++++ Material for this exercise ++++

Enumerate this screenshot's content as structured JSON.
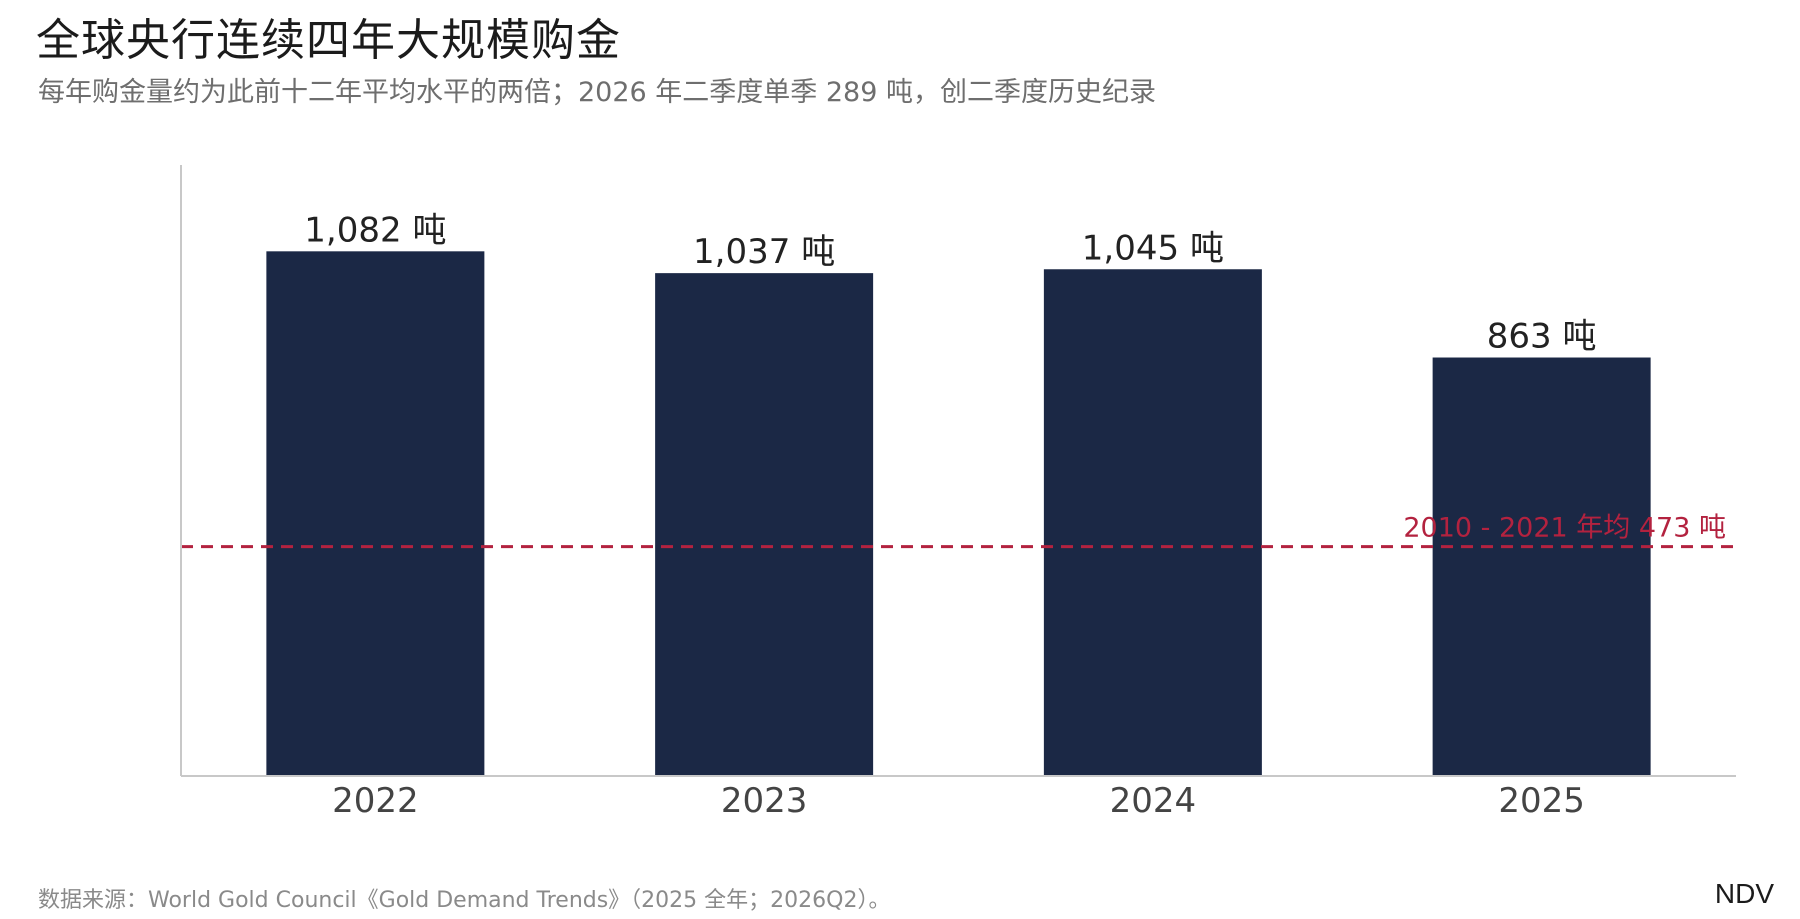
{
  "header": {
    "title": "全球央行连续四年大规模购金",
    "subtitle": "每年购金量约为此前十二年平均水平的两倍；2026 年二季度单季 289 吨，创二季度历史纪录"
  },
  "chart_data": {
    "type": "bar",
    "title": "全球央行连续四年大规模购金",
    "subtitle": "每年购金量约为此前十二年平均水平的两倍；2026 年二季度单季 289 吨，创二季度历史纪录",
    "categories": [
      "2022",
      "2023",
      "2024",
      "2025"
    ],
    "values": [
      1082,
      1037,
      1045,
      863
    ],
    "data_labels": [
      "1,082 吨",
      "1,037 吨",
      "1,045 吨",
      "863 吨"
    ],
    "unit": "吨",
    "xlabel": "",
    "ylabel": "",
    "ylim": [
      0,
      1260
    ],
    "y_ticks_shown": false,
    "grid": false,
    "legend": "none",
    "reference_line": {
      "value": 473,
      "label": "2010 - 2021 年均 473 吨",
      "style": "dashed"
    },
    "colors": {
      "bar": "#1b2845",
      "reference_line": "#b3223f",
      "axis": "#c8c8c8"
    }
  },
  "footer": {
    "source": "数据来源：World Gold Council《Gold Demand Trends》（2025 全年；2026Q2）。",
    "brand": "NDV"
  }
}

++++

*Problem to solve*
Repeat the material above in full and exactly, omitting the pictures.

*In response*
Enumerate this screenshot's content as structured JSON.
{
  "header": {
    "title": "全球央行连续四年大规模购金",
    "subtitle": "每年购金量约为此前十二年平均水平的两倍；2026 年二季度单季 289 吨，创二季度历史纪录"
  },
  "chart_data": {
    "type": "bar",
    "title": "全球央行连续四年大规模购金",
    "subtitle": "每年购金量约为此前十二年平均水平的两倍；2026 年二季度单季 289 吨，创二季度历史纪录",
    "categories": [
      "2022",
      "2023",
      "2024",
      "2025"
    ],
    "values": [
      1082,
      1037,
      1045,
      863
    ],
    "data_labels": [
      "1,082 吨",
      "1,037 吨",
      "1,045 吨",
      "863 吨"
    ],
    "unit": "吨",
    "xlabel": "",
    "ylabel": "",
    "ylim": [
      0,
      1260
    ],
    "y_ticks_shown": false,
    "grid": false,
    "legend": "none",
    "reference_line": {
      "value": 473,
      "label": "2010 - 2021 年均 473 吨",
      "style": "dashed"
    },
    "colors": {
      "bar": "#1b2845",
      "reference_line": "#b3223f",
      "axis": "#c8c8c8"
    }
  },
  "footer": {
    "source": "数据来源：World Gold Council《Gold Demand Trends》（2025 全年；2026Q2）。",
    "brand": "NDV"
  }
}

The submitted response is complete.